[Entries from a dataset]
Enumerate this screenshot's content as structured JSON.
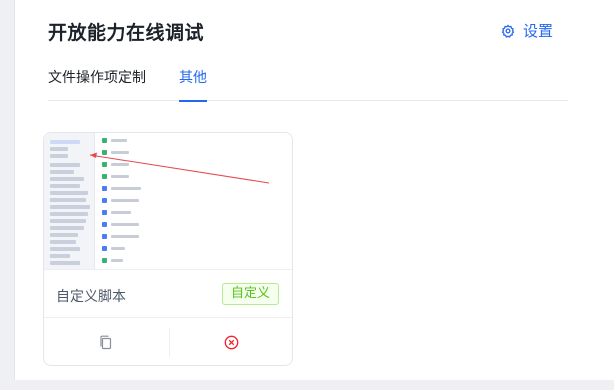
{
  "header": {
    "title": "开放能力在线调试",
    "settings_label": "设置",
    "settings_icon": "gear-icon"
  },
  "tabs": [
    {
      "label": "文件操作项定制",
      "active": false
    },
    {
      "label": "其他",
      "active": true
    }
  ],
  "card": {
    "name": "自定义脚本",
    "badge": "自定义",
    "actions": [
      {
        "icon": "copy-icon"
      },
      {
        "icon": "delete-circle-icon"
      }
    ]
  },
  "colors": {
    "accent": "#2468f2",
    "badge_green": "#52c41a",
    "danger": "#f5222d",
    "annotation_arrow": "#e5484d"
  }
}
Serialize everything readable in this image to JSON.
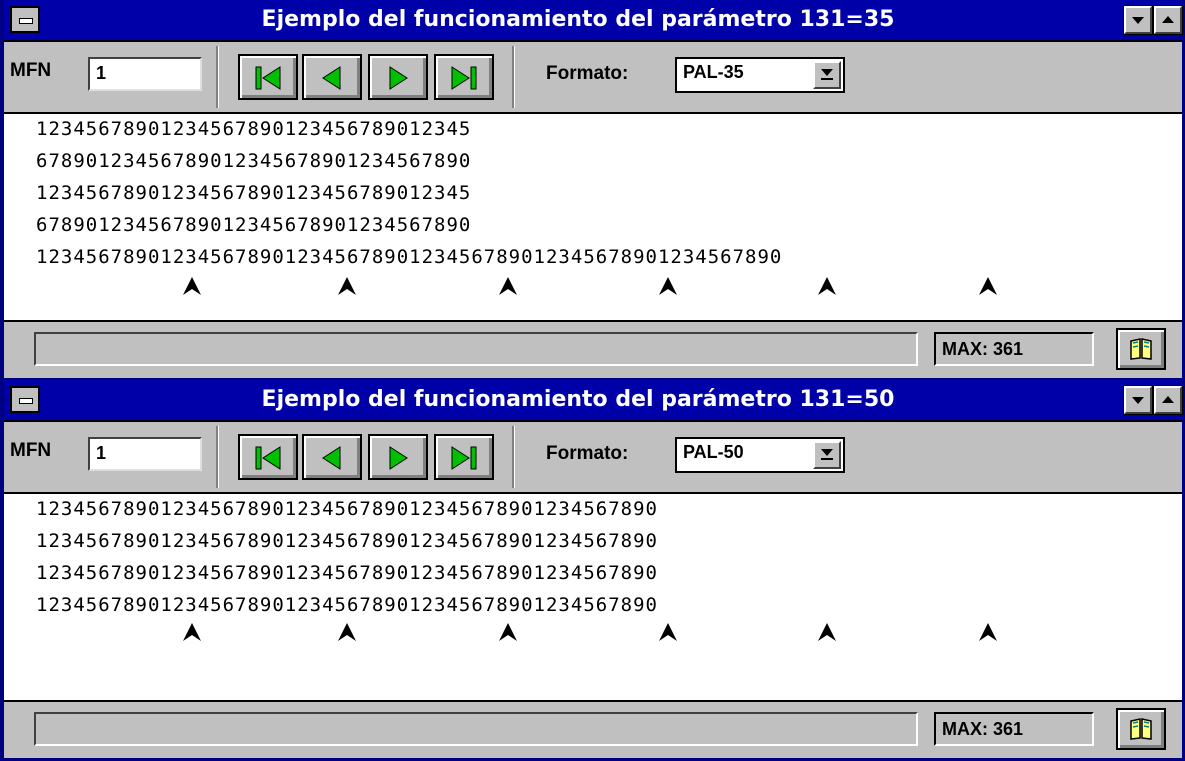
{
  "windows": [
    {
      "title": "Ejemplo del funcionamiento del parámetro 131=35",
      "mfn_label": "MFN",
      "mfn_value": "1",
      "format_label": "Formato:",
      "format_value": "PAL-35",
      "lines": [
        "12345678901234567890123456789012345",
        "67890123456789012345678901234567890",
        "12345678901234567890123456789012345",
        "67890123456789012345678901234567890",
        "123456789012345678901234567890123456789012345678901234567890"
      ],
      "max_label": "MAX: 361"
    },
    {
      "title": "Ejemplo del funcionamiento del parámetro 131=50",
      "mfn_label": "MFN",
      "mfn_value": "1",
      "format_label": "Formato:",
      "format_value": "PAL-50",
      "lines": [
        "12345678901234567890123456789012345678901234567890",
        "12345678901234567890123456789012345678901234567890",
        "12345678901234567890123456789012345678901234567890",
        "12345678901234567890123456789012345678901234567890"
      ],
      "max_label": "MAX: 361"
    }
  ],
  "icons": {
    "system_menu": "system-menu-icon",
    "minimize": "minimize-arrow-icon",
    "maximize": "maximize-arrow-icon",
    "first": "first-record-icon",
    "previous": "previous-record-icon",
    "next": "next-record-icon",
    "last": "last-record-icon",
    "dropdown": "dropdown-arrow-icon",
    "marker": "position-marker-icon",
    "book": "open-book-icon"
  },
  "colors": {
    "titlebar": "#0000a8",
    "title_text": "#ffffff",
    "chrome": "#c0c0c0",
    "nav_arrow": "#00c000"
  }
}
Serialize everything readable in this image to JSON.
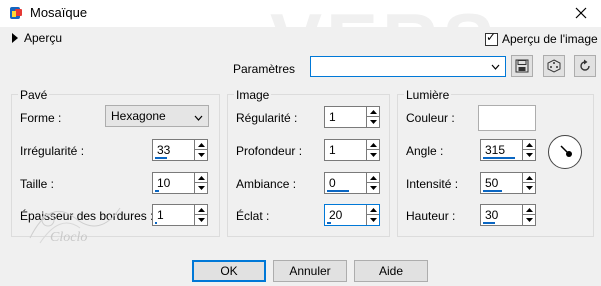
{
  "window": {
    "title": "Mosaïque"
  },
  "watermark": "VERS",
  "header": {
    "apercu_label": "Aperçu",
    "apercu_image_label": "Aperçu de l'image",
    "apercu_image_checked": true
  },
  "params": {
    "label": "Paramètres",
    "value": ""
  },
  "pave": {
    "title": "Pavé",
    "forme_label": "Forme :",
    "forme_value": "Hexagone",
    "irregularite_label": "Irrégularité :",
    "irregularite_value": "33",
    "irregularite_fraction": 0.33,
    "taille_label": "Taille :",
    "taille_value": "10",
    "taille_fraction": 0.1,
    "epaisseur_label": "Épaisseur des bordures :",
    "epaisseur_value": "1",
    "epaisseur_fraction": 0.05
  },
  "image": {
    "title": "Image",
    "regularite_label": "Régularité :",
    "regularite_value": "1",
    "profondeur_label": "Profondeur :",
    "profondeur_value": "1",
    "ambiance_label": "Ambiance :",
    "ambiance_value": "0",
    "ambiance_fraction": 0.6,
    "eclat_label": "Éclat :",
    "eclat_value": "20",
    "eclat_fraction": 0.1
  },
  "lumiere": {
    "title": "Lumière",
    "couleur_label": "Couleur :",
    "angle_label": "Angle :",
    "angle_value": "315",
    "angle_fraction": 0.875,
    "intensite_label": "Intensité :",
    "intensite_value": "50",
    "intensite_fraction": 0.5,
    "hauteur_label": "Hauteur :",
    "hauteur_value": "30",
    "hauteur_fraction": 0.33
  },
  "buttons": {
    "ok": "OK",
    "annuler": "Annuler",
    "aide": "Aide"
  },
  "decoration": {
    "text": "Cloclo"
  },
  "colors": {
    "accent": "#0a66c2",
    "primary_border": "#0078d7"
  },
  "icons": {
    "app": "paint-palette-icon",
    "close": "close-icon",
    "save": "save-icon",
    "random": "dice-icon",
    "reset": "reset-icon"
  }
}
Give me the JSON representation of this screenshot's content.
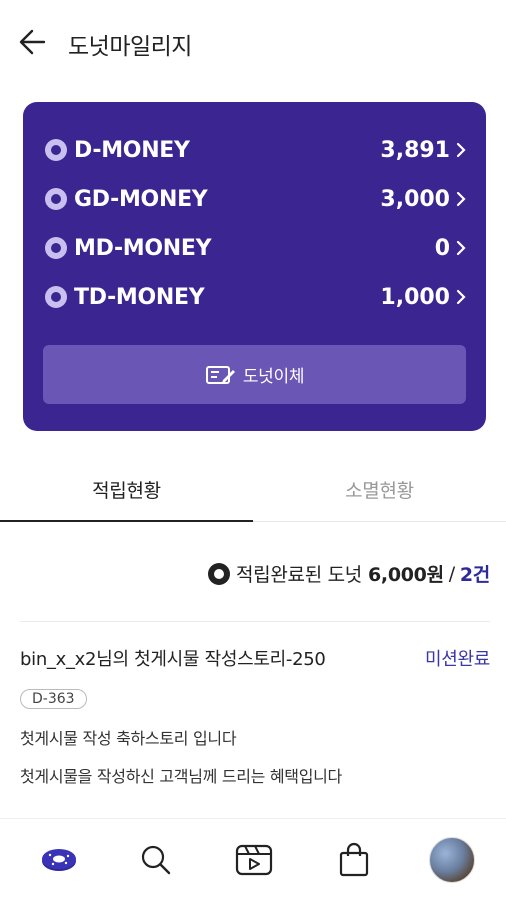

▸ **Task instructions**: For each line of the listing that holds the word "screenshot", show that line.

▸ **Task result**:
Enumerate this screenshot's content as structured JSON.
Give me the JSON representation of this screenshot's content.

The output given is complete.